> _WHAT YOU HAVE TO DO_
Work through the data below line by line and say how many lines hold "frac"; give only the number.

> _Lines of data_

= = =

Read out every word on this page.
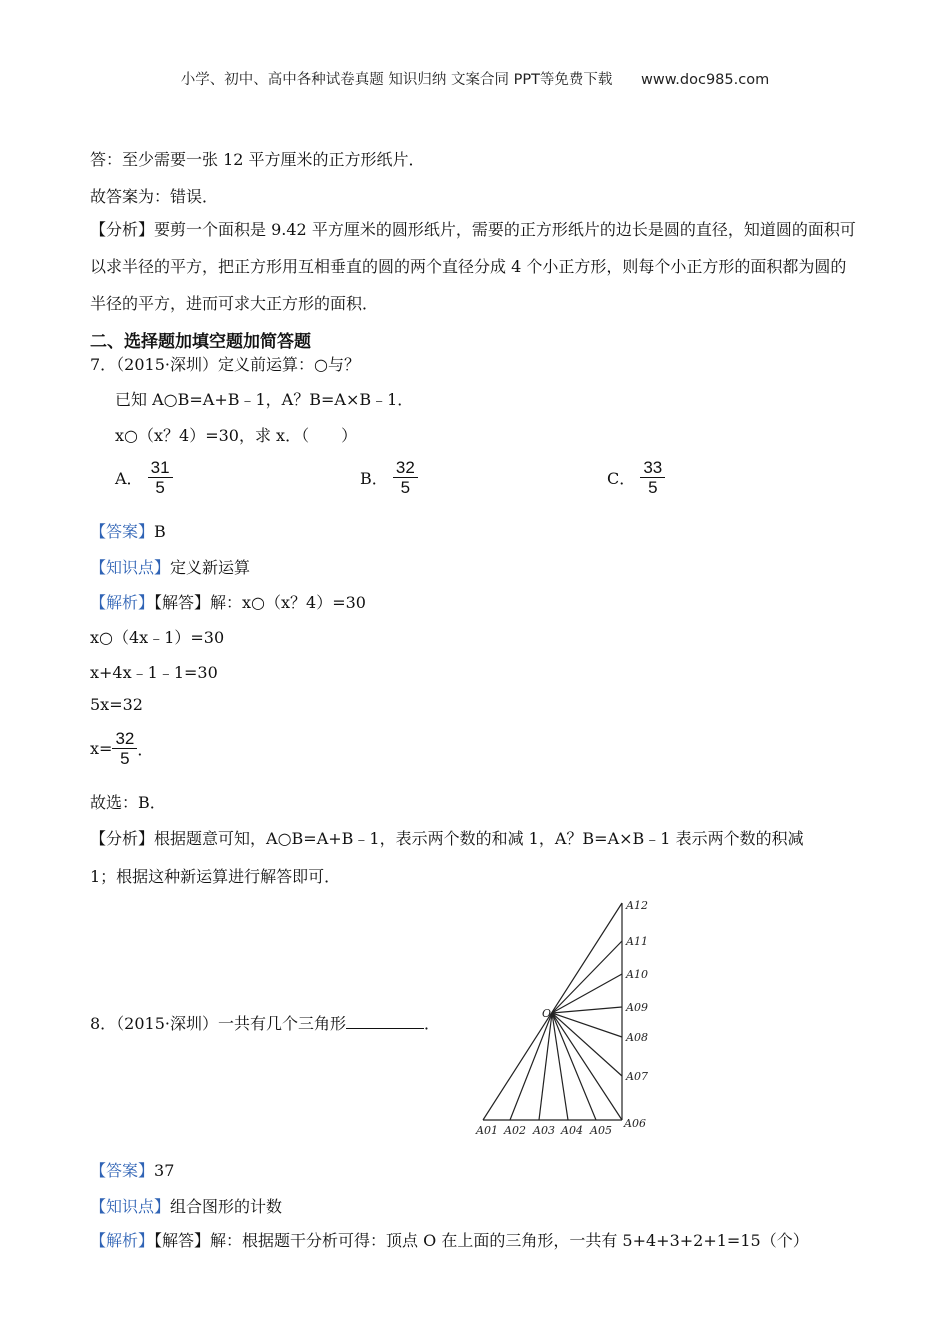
小学、初中、高中各种试卷真题 知识归纳 文案合同 PPT等免费下载 www.doc985.com
答：至少需要一张 12 平方厘米的正方形纸片．
故答案为：错误．
【分析】要剪一个面积是 9.42 平方厘米的圆形纸片，需要的正方形纸片的边长是圆的直径，知道圆的面积可以求半径的平方，把正方形用互相垂直的圆的两个直径分成 4 个小正方形，则每个小正方形的面积都为圆的半径的平方，进而可求大正方形的面积．
二、选择题加填空题加简答题
7．（2015·深圳）定义前运算：○与？
已知 A○B=A+B﹣1，A？B=A×B﹣1．
x○（x？4）=30，求 x．（　　）
A． $\frac{31}{5}$	B． $\frac{32}{5}$	C． $\frac{33}{5}$
【答案】B
【知识点】定义新运算
【解析】【解答】解：x○（x？4）=30
x○（4x﹣1）=30
x+4x﹣1﹣1=30
5x=32
$x= \frac{32}{5}$ ．
故选：B．
【分析】根据题意可知，A○B=A+B﹣1，表示两个数的和减 1，A？B=A×B﹣1 表示两个数的积减
1；根据这种新运算进行解答即可．
8．（2015·深圳）一共有几个三角形	．
O
A01 A02 A03 A04 A05
A06
A07
A08
A09
A10
A11
A12
【答案】37
【知识点】组合图形的计数
【解析】【解答】解：根据题干分析可得：顶点 O 在上面的三角形，一共有 5+4+3+2+1=15（个）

= = =

> _FINISHED ANSWER_
2